The exercise => Each entry that follows is to be retyped exactly. Pictures do not belong in the copy.

═════ Given records ═════

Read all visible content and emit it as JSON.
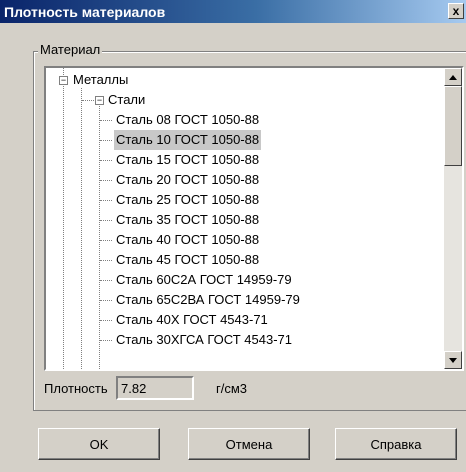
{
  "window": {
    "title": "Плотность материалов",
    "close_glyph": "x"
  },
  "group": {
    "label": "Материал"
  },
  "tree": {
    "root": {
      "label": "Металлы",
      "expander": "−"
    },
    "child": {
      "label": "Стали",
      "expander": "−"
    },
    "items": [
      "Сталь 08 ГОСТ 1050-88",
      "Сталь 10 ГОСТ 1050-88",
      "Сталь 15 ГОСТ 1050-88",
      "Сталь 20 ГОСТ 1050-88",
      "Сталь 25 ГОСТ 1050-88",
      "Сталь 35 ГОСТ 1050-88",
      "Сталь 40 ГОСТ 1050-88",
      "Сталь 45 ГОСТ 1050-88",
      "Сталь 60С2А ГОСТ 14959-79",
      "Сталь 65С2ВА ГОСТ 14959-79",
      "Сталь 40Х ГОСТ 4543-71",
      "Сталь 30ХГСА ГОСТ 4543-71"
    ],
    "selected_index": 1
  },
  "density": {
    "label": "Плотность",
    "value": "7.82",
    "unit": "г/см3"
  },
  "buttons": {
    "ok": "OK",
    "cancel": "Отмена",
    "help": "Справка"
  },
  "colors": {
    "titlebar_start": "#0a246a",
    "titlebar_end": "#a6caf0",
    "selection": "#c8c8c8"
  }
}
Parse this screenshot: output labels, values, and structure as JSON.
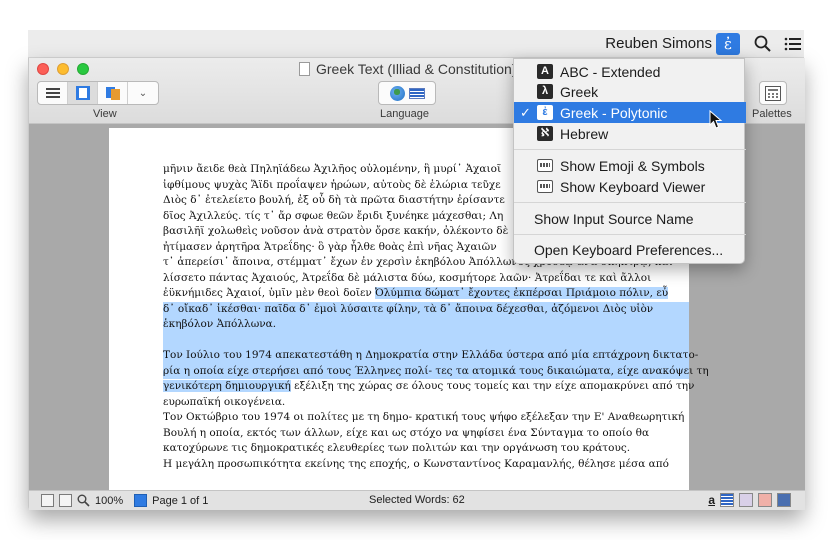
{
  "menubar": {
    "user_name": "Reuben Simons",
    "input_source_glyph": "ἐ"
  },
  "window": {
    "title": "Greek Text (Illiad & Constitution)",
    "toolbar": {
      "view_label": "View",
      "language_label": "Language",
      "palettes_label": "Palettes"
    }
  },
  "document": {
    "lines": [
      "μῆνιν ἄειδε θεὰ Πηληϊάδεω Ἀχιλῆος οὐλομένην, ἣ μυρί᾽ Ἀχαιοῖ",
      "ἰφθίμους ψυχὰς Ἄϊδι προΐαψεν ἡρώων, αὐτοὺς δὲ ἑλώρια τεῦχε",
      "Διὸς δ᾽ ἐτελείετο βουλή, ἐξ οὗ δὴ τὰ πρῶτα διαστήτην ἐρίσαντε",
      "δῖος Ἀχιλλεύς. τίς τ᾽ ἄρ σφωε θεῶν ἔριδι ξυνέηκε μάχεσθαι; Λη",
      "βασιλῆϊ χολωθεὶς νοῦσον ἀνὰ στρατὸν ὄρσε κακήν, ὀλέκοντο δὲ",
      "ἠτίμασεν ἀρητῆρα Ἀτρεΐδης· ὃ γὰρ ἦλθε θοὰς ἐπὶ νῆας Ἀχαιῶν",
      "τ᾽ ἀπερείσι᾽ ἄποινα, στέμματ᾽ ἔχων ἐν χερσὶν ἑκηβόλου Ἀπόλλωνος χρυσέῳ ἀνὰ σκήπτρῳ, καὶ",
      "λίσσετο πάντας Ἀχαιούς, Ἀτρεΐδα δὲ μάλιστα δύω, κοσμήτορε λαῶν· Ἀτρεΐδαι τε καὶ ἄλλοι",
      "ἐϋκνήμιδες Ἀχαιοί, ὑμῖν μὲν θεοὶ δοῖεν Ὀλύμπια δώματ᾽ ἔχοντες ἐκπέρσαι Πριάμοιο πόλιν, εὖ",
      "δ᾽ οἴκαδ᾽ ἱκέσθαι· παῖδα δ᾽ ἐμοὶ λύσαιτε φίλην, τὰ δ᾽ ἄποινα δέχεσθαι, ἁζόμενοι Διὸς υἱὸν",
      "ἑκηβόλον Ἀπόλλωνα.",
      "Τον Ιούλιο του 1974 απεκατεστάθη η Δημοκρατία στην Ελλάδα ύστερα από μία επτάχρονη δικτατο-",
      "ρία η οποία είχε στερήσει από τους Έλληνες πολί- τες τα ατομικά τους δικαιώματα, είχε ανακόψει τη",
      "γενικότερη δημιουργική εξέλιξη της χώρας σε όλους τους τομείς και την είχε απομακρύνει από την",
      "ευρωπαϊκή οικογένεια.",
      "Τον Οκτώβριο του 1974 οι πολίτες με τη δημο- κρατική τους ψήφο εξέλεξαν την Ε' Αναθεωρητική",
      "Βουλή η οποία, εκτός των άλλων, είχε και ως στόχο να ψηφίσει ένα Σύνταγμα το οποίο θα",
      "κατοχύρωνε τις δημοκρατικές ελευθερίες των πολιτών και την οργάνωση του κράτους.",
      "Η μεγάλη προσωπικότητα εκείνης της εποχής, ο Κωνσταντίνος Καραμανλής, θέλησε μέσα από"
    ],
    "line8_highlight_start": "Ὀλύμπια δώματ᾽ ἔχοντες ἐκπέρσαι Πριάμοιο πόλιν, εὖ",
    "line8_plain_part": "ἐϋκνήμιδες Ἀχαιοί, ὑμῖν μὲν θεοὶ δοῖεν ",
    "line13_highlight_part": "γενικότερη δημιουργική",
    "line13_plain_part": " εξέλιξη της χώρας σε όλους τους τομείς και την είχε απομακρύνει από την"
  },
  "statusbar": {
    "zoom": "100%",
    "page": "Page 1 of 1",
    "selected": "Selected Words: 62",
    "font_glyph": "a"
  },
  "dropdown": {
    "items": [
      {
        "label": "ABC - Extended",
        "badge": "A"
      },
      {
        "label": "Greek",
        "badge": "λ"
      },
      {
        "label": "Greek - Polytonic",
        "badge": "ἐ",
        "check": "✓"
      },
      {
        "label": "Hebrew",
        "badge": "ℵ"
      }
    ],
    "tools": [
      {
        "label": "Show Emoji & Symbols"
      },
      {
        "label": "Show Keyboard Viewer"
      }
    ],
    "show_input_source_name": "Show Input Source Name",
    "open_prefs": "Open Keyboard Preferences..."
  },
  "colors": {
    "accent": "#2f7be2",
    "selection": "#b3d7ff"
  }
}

═════

Full solution =>
Read all visible content and emit it as JSON.
{
  "window": {
    "title": "Плотность материалов",
    "close_glyph": "x"
  },
  "group": {
    "label": "Материал"
  },
  "tree": {
    "root": {
      "label": "Металлы",
      "expander": "−"
    },
    "child": {
      "label": "Стали",
      "expander": "−"
    },
    "items": [
      "Сталь 08 ГОСТ 1050-88",
      "Сталь 10 ГОСТ 1050-88",
      "Сталь 15 ГОСТ 1050-88",
      "Сталь 20 ГОСТ 1050-88",
      "Сталь 25 ГОСТ 1050-88",
      "Сталь 35 ГОСТ 1050-88",
      "Сталь 40 ГОСТ 1050-88",
      "Сталь 45 ГОСТ 1050-88",
      "Сталь 60С2А ГОСТ 14959-79",
      "Сталь 65С2ВА ГОСТ 14959-79",
      "Сталь 40Х ГОСТ 4543-71",
      "Сталь 30ХГСА ГОСТ 4543-71"
    ],
    "selected_index": 1
  },
  "density": {
    "label": "Плотность",
    "value": "7.82",
    "unit": "г/см3"
  },
  "buttons": {
    "ok": "OK",
    "cancel": "Отмена",
    "help": "Справка"
  },
  "colors": {
    "titlebar_start": "#0a246a",
    "titlebar_end": "#a6caf0",
    "selection": "#c8c8c8"
  }
}
Parse this screenshot: output labels, values, and structure as JSON.
{
  "menubar": {
    "user_name": "Reuben Simons",
    "input_source_glyph": "ἐ"
  },
  "window": {
    "title": "Greek Text (Illiad & Constitution)",
    "toolbar": {
      "view_label": "View",
      "language_label": "Language",
      "palettes_label": "Palettes"
    }
  },
  "document": {
    "lines": [
      "μῆνιν ἄειδε θεὰ Πηληϊάδεω Ἀχιλῆος οὐλομένην, ἣ μυρί᾽ Ἀχαιοῖ",
      "ἰφθίμους ψυχὰς Ἄϊδι προΐαψεν ἡρώων, αὐτοὺς δὲ ἑλώρια τεῦχε",
      "Διὸς δ᾽ ἐτελείετο βουλή, ἐξ οὗ δὴ τὰ πρῶτα διαστήτην ἐρίσαντε",
      "δῖος Ἀχιλλεύς. τίς τ᾽ ἄρ σφωε θεῶν ἔριδι ξυνέηκε μάχεσθαι; Λη",
      "βασιλῆϊ χολωθεὶς νοῦσον ἀνὰ στρατὸν ὄρσε κακήν, ὀλέκοντο δὲ",
      "ἠτίμασεν ἀρητῆρα Ἀτρεΐδης· ὃ γὰρ ἦλθε θοὰς ἐπὶ νῆας Ἀχαιῶν",
      "τ᾽ ἀπερείσι᾽ ἄποινα, στέμματ᾽ ἔχων ἐν χερσὶν ἑκηβόλου Ἀπόλλωνος χρυσέῳ ἀνὰ σκήπτρῳ, καὶ",
      "λίσσετο πάντας Ἀχαιούς, Ἀτρεΐδα δὲ μάλιστα δύω, κοσμήτορε λαῶν· Ἀτρεΐδαι τε καὶ ἄλλοι",
      "ἐϋκνήμιδες Ἀχαιοί, ὑμῖν μὲν θεοὶ δοῖεν Ὀλύμπια δώματ᾽ ἔχοντες ἐκπέρσαι Πριάμοιο πόλιν, εὖ",
      "δ᾽ οἴκαδ᾽ ἱκέσθαι· παῖδα δ᾽ ἐμοὶ λύσαιτε φίλην, τὰ δ᾽ ἄποινα δέχεσθαι, ἁζόμενοι Διὸς υἱὸν",
      "ἑκηβόλον Ἀπόλλωνα.",
      "Τον Ιούλιο του 1974 απεκατεστάθη η Δημοκρατία στην Ελλάδα ύστερα από μία επτάχρονη δικτατο-",
      "ρία η οποία είχε στερήσει από τους Έλληνες πολί- τες τα ατομικά τους δικαιώματα, είχε ανακόψει τη",
      "γενικότερη δημιουργική εξέλιξη της χώρας σε όλους τους τομείς και την είχε απομακρύνει από την",
      "ευρωπαϊκή οικογένεια.",
      "Τον Οκτώβριο του 1974 οι πολίτες με τη δημο- κρατική τους ψήφο εξέλεξαν την Ε' Αναθεωρητική",
      "Βουλή η οποία, εκτός των άλλων, είχε και ως στόχο να ψηφίσει ένα Σύνταγμα το οποίο θα",
      "κατοχύρωνε τις δημοκρατικές ελευθερίες των πολιτών και την οργάνωση του κράτους.",
      "Η μεγάλη προσωπικότητα εκείνης της εποχής, ο Κωνσταντίνος Καραμανλής, θέλησε μέσα από"
    ],
    "line8_highlight_start": "Ὀλύμπια δώματ᾽ ἔχοντες ἐκπέρσαι Πριάμοιο πόλιν, εὖ",
    "line8_plain_part": "ἐϋκνήμιδες Ἀχαιοί, ὑμῖν μὲν θεοὶ δοῖεν ",
    "line13_highlight_part": "γενικότερη δημιουργική",
    "line13_plain_part": " εξέλιξη της χώρας σε όλους τους τομείς και την είχε απομακρύνει από την"
  },
  "statusbar": {
    "zoom": "100%",
    "page": "Page 1 of 1",
    "selected": "Selected Words: 62",
    "font_glyph": "a"
  },
  "dropdown": {
    "items": [
      {
        "label": "ABC - Extended",
        "badge": "A"
      },
      {
        "label": "Greek",
        "badge": "λ"
      },
      {
        "label": "Greek - Polytonic",
        "badge": "ἐ",
        "check": "✓"
      },
      {
        "label": "Hebrew",
        "badge": "ℵ"
      }
    ],
    "tools": [
      {
        "label": "Show Emoji & Symbols"
      },
      {
        "label": "Show Keyboard Viewer"
      }
    ],
    "show_input_source_name": "Show Input Source Name",
    "open_prefs": "Open Keyboard Preferences..."
  },
  "colors": {
    "accent": "#2f7be2",
    "selection": "#b3d7ff"
  }
}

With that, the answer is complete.